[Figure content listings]
START
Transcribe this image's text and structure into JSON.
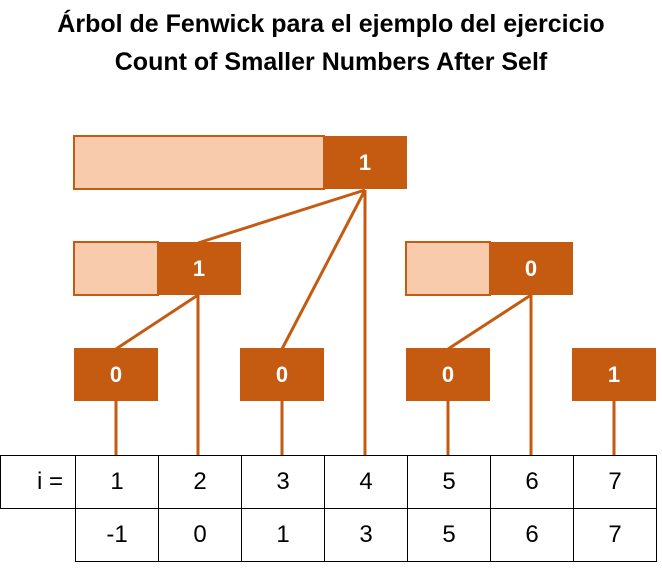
{
  "title": {
    "line1": "Árbol de Fenwick para el ejemplo del ejercicio",
    "line2": "Count of Smaller Numbers After Self"
  },
  "colors": {
    "dark": "#C55A11",
    "light": "#F8CBAD",
    "node_text": "#FFFFFF"
  },
  "tree": {
    "nodes": [
      {
        "id": "n8",
        "value": "1"
      },
      {
        "id": "n2",
        "value": "1"
      },
      {
        "id": "n6",
        "value": "0"
      },
      {
        "id": "n1",
        "value": "0"
      },
      {
        "id": "n3",
        "value": "0"
      },
      {
        "id": "n5",
        "value": "0"
      },
      {
        "id": "n7",
        "value": "1"
      }
    ]
  },
  "table": {
    "row1_label": "i =",
    "row1": [
      "1",
      "2",
      "3",
      "4",
      "5",
      "6",
      "7"
    ],
    "row2": [
      "-1",
      "0",
      "1",
      "3",
      "5",
      "6",
      "7"
    ]
  }
}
END
*Task to complete*. Every record above should be written out again exactly; the pictures stay out of the copy.

*Result for this task*.
Transcribe this image's text and structure into JSON.
{
  "title": {
    "line1": "Árbol de Fenwick para el ejemplo del ejercicio",
    "line2": "Count of Smaller Numbers After Self"
  },
  "colors": {
    "dark": "#C55A11",
    "light": "#F8CBAD",
    "node_text": "#FFFFFF"
  },
  "tree": {
    "nodes": [
      {
        "id": "n8",
        "value": "1"
      },
      {
        "id": "n2",
        "value": "1"
      },
      {
        "id": "n6",
        "value": "0"
      },
      {
        "id": "n1",
        "value": "0"
      },
      {
        "id": "n3",
        "value": "0"
      },
      {
        "id": "n5",
        "value": "0"
      },
      {
        "id": "n7",
        "value": "1"
      }
    ]
  },
  "table": {
    "row1_label": "i =",
    "row1": [
      "1",
      "2",
      "3",
      "4",
      "5",
      "6",
      "7"
    ],
    "row2": [
      "-1",
      "0",
      "1",
      "3",
      "5",
      "6",
      "7"
    ]
  }
}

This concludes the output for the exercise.